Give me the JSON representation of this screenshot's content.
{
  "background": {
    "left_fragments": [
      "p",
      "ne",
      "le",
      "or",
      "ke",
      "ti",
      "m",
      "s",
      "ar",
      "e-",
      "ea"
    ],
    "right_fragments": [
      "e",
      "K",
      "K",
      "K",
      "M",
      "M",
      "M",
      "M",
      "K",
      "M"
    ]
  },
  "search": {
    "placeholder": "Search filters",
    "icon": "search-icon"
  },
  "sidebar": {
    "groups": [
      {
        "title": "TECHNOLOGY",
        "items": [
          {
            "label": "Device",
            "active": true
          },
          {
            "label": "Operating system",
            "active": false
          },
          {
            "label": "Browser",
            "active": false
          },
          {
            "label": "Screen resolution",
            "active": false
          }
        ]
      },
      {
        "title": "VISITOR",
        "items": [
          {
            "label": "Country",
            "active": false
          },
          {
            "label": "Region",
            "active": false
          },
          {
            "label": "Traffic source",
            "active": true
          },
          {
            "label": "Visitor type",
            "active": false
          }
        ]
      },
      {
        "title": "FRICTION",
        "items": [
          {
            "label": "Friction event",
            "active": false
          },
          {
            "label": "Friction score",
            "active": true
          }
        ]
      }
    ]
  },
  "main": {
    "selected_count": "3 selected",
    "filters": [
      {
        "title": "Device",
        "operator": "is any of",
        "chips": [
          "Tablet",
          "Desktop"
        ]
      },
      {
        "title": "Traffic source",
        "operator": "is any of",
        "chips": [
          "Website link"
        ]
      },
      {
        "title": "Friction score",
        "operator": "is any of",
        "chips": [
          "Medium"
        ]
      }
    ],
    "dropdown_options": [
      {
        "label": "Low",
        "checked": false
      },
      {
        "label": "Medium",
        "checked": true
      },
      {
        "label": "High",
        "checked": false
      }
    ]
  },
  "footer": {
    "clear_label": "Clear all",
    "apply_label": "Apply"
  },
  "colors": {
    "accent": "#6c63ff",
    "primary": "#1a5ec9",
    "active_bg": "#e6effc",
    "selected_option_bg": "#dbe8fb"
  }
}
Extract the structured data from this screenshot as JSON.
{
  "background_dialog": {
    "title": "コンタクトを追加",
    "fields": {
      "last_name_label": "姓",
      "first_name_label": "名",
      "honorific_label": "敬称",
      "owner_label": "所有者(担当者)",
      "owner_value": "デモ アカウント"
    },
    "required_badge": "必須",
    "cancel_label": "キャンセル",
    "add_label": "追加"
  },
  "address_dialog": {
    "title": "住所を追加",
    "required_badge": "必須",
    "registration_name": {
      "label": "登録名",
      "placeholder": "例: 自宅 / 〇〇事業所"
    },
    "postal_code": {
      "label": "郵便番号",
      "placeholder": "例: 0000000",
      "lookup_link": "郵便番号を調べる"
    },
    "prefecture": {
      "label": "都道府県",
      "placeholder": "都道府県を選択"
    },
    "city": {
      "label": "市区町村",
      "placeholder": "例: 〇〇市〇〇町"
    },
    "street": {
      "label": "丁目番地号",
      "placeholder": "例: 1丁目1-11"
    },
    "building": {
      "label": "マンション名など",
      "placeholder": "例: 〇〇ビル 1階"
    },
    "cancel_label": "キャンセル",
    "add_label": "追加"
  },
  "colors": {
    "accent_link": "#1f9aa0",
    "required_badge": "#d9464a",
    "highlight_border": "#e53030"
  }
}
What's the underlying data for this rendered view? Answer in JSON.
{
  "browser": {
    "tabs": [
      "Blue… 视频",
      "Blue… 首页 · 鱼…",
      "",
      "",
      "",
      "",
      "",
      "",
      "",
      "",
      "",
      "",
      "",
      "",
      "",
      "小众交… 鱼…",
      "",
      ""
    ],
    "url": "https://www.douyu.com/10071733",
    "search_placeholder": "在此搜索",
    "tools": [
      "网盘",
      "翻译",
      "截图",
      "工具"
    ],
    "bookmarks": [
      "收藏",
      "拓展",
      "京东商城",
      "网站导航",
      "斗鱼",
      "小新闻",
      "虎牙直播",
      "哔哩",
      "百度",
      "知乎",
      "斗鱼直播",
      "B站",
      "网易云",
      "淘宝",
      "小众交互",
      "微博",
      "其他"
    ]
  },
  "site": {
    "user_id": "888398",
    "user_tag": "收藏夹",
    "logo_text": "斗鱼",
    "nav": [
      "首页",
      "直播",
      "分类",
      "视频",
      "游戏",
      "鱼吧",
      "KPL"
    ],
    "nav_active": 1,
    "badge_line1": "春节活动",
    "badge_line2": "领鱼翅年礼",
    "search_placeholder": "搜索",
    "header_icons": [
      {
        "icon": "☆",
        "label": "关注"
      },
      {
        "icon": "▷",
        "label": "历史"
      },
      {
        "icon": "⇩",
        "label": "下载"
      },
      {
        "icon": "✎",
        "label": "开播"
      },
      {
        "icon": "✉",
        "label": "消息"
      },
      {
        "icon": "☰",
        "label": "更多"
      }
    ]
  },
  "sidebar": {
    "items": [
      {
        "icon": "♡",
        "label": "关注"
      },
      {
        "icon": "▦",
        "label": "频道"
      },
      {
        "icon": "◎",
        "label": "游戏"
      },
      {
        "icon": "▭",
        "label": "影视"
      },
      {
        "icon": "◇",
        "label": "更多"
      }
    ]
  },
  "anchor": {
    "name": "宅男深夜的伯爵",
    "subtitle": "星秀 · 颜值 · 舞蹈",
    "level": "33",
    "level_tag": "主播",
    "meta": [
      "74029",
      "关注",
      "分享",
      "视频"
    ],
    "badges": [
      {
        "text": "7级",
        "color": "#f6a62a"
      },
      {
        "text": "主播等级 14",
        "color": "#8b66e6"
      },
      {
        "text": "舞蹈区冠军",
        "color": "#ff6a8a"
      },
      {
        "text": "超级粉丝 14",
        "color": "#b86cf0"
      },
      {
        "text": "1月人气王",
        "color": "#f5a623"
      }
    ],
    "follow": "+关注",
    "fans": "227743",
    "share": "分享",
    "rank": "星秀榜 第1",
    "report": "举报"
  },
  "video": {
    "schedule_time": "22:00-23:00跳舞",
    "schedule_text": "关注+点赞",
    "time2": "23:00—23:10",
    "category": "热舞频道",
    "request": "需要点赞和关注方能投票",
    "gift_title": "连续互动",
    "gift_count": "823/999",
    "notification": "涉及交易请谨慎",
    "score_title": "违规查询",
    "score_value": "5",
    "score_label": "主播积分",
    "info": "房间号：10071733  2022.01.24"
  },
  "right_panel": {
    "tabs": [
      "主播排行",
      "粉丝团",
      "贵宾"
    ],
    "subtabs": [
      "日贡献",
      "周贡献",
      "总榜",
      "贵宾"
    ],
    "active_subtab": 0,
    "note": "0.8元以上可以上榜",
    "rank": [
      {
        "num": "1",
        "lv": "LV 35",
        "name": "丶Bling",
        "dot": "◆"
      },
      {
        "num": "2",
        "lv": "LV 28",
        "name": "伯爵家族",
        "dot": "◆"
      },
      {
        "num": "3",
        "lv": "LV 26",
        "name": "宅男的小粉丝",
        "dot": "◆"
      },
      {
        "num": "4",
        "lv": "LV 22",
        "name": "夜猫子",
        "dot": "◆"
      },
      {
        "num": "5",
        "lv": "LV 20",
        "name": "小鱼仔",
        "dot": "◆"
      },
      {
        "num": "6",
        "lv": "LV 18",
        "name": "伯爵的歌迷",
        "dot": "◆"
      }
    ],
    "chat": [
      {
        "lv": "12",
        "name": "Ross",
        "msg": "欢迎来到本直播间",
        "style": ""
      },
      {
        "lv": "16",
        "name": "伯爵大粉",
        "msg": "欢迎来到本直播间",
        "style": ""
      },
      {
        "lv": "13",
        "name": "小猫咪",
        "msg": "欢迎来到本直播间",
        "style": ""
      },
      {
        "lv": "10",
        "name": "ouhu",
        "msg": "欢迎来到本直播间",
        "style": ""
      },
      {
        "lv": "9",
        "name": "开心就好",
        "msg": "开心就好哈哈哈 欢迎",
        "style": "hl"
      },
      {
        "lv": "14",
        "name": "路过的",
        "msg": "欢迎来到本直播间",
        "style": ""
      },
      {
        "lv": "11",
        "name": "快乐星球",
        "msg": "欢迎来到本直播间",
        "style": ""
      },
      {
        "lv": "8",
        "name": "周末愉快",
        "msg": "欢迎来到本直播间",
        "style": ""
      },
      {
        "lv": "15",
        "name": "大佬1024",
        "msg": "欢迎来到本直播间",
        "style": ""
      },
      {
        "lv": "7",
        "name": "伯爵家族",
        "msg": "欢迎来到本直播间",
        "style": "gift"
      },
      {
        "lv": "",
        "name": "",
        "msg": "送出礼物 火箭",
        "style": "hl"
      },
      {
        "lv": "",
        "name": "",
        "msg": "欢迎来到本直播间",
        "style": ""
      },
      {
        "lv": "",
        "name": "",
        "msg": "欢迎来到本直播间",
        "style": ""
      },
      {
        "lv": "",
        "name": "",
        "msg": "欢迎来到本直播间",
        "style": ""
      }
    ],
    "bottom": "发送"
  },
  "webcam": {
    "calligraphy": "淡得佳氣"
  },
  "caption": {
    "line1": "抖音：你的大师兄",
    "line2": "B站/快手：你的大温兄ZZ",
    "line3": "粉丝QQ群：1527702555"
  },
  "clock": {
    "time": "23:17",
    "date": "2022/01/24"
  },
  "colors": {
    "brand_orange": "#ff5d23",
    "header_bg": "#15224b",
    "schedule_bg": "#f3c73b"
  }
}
------------------------------------
◆ DO THIS: Examine the listing and say how many of its lines contain the string "filters". Give the number alone.

◆ WRITTEN ANSWER: 2